§ EXERCISE REQUIREMENTS
Lines containing the word "given" are the ones to copy from the records below.

§ RECORDS PROVIDED

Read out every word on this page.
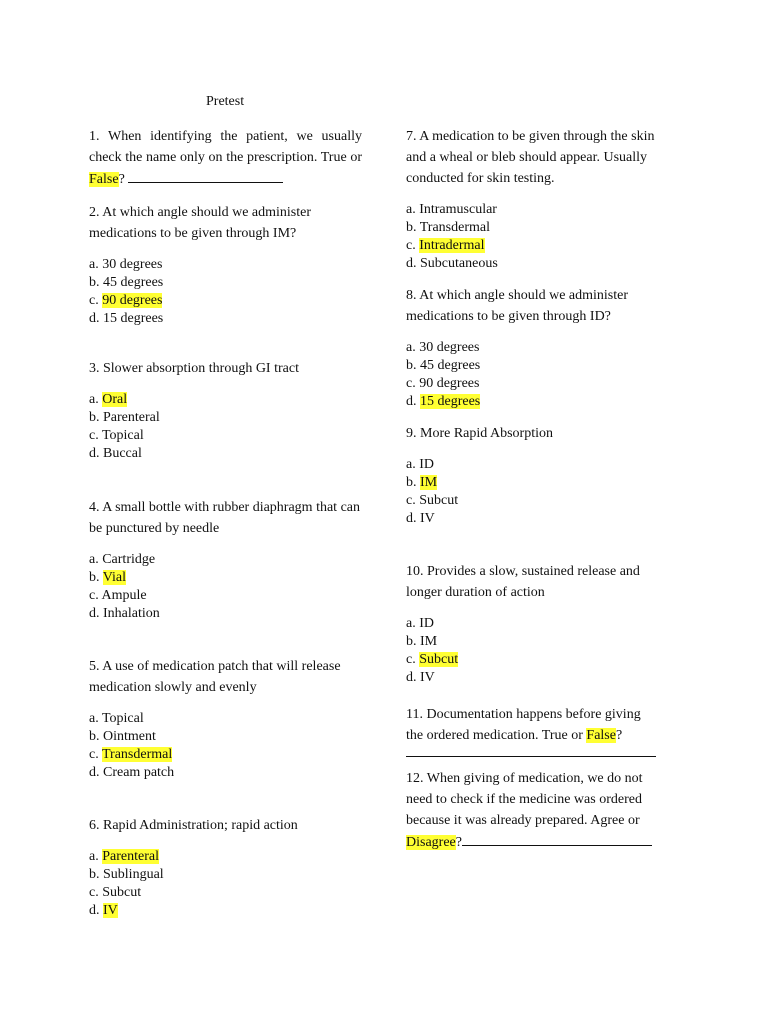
Pretest

1. When identifying the patient, we usually check the name only on the prescription. True or False?

2. At which angle should we administer medications to be given through IM?

a. 30 degrees
b. 45 degrees
c. 90 degrees
d. 15 degrees

3. Slower absorption through GI tract

a. Oral
b. Parenteral
c. Topical
d. Buccal

4. A small bottle with rubber diaphragm that can be punctured by needle

a. Cartridge
b. Vial
c. Ampule
d. Inhalation

5. A use of medication patch that will release medication slowly and evenly

a. Topical
b. Ointment
c. Transdermal
d. Cream patch

6. Rapid Administration; rapid action

a. Parenteral
b. Sublingual
c. Subcut
d. IV

7. A medication to be given through the skin and a wheal or bleb should appear. Usually conducted for skin testing.

a. Intramuscular
b. Transdermal
c. Intradermal
d. Subcutaneous

8. At which angle should we administer medications to be given through ID?

a. 30 degrees
b. 45 degrees
c. 90 degrees
d. 15 degrees

9. More Rapid Absorption

a. ID
b. IM
c. Subcut
d. IV

10. Provides a slow, sustained release and longer duration of action

a. ID
b. IM
c. Subcut
d. IV

11. Documentation happens before giving the ordered medication. True or False?

12. When giving of medication, we do not need to check if the medicine was ordered because it was already prepared. Agree or Disagree?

§ RESULT OF THE EXERCISE
2. At which angle should we administer medications to be given through IM?
7. A medication to be given through the skin and a wheal or bleb should appear. Usually conducted for skin testing.
8. At which angle should we administer medications to be given through ID?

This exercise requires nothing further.